Exercise prompt
Output all of the data below exactly as given.

Start of Provided material

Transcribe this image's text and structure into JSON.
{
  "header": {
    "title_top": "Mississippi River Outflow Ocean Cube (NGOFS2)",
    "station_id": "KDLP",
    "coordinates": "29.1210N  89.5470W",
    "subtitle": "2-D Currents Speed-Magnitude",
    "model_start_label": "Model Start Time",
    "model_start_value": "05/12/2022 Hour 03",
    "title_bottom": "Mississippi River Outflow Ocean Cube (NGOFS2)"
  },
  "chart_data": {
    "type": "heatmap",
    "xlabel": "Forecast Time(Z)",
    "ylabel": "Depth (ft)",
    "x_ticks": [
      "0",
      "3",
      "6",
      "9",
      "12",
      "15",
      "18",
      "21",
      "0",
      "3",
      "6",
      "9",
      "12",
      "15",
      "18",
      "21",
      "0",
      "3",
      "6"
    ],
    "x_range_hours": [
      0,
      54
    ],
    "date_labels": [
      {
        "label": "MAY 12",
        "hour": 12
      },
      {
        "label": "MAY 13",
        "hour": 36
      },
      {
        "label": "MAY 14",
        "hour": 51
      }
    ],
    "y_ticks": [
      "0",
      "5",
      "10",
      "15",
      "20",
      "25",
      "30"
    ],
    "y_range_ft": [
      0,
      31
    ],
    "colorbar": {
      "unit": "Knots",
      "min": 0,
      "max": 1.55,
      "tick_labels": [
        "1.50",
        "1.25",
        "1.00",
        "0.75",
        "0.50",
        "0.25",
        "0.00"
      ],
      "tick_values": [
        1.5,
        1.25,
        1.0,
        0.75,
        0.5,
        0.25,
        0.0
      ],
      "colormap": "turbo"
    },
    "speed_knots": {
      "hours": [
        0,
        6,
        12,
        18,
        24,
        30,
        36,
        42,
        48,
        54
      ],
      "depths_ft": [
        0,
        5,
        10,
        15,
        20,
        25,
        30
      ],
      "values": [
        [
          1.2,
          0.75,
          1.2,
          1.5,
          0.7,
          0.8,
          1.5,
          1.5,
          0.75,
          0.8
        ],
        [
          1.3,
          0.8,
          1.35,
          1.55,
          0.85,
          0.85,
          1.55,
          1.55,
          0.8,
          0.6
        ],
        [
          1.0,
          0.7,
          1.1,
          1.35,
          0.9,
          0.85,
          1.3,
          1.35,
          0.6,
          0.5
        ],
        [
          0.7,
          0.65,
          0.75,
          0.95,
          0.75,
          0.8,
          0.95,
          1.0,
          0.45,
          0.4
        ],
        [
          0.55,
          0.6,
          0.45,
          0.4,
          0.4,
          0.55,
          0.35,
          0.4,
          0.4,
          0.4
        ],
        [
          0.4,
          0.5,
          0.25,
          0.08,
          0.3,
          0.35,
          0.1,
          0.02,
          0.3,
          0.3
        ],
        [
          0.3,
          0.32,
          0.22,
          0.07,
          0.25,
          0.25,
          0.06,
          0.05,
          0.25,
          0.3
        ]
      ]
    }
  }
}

End of Provided material

The result
Transcribe this image's text and structure into JSON.
{
  "header": {
    "title_top": "Mississippi River Outflow Ocean Cube (NGOFS2)",
    "station_id": "KDLP",
    "coordinates": "29.1210N  89.5470W",
    "subtitle": "2-D Currents Speed-Magnitude",
    "model_start_label": "Model Start Time",
    "model_start_value": "05/12/2022 Hour 03",
    "title_bottom": "Mississippi River Outflow Ocean Cube (NGOFS2)"
  },
  "chart_data": {
    "type": "heatmap",
    "xlabel": "Forecast Time(Z)",
    "ylabel": "Depth (ft)",
    "x_ticks": [
      "0",
      "3",
      "6",
      "9",
      "12",
      "15",
      "18",
      "21",
      "0",
      "3",
      "6",
      "9",
      "12",
      "15",
      "18",
      "21",
      "0",
      "3",
      "6"
    ],
    "x_range_hours": [
      0,
      54
    ],
    "date_labels": [
      {
        "label": "MAY 12",
        "hour": 12
      },
      {
        "label": "MAY 13",
        "hour": 36
      },
      {
        "label": "MAY 14",
        "hour": 51
      }
    ],
    "y_ticks": [
      "0",
      "5",
      "10",
      "15",
      "20",
      "25",
      "30"
    ],
    "y_range_ft": [
      0,
      31
    ],
    "colorbar": {
      "unit": "Knots",
      "min": 0,
      "max": 1.55,
      "tick_labels": [
        "1.50",
        "1.25",
        "1.00",
        "0.75",
        "0.50",
        "0.25",
        "0.00"
      ],
      "tick_values": [
        1.5,
        1.25,
        1.0,
        0.75,
        0.5,
        0.25,
        0.0
      ],
      "colormap": "turbo"
    },
    "speed_knots": {
      "hours": [
        0,
        6,
        12,
        18,
        24,
        30,
        36,
        42,
        48,
        54
      ],
      "depths_ft": [
        0,
        5,
        10,
        15,
        20,
        25,
        30
      ],
      "values": [
        [
          1.2,
          0.75,
          1.2,
          1.5,
          0.7,
          0.8,
          1.5,
          1.5,
          0.75,
          0.8
        ],
        [
          1.3,
          0.8,
          1.35,
          1.55,
          0.85,
          0.85,
          1.55,
          1.55,
          0.8,
          0.6
        ],
        [
          1.0,
          0.7,
          1.1,
          1.35,
          0.9,
          0.85,
          1.3,
          1.35,
          0.6,
          0.5
        ],
        [
          0.7,
          0.65,
          0.75,
          0.95,
          0.75,
          0.8,
          0.95,
          1.0,
          0.45,
          0.4
        ],
        [
          0.55,
          0.6,
          0.45,
          0.4,
          0.4,
          0.55,
          0.35,
          0.4,
          0.4,
          0.4
        ],
        [
          0.4,
          0.5,
          0.25,
          0.08,
          0.3,
          0.35,
          0.1,
          0.02,
          0.3,
          0.3
        ],
        [
          0.3,
          0.32,
          0.22,
          0.07,
          0.25,
          0.25,
          0.06,
          0.05,
          0.25,
          0.3
        ]
      ]
    }
  }
}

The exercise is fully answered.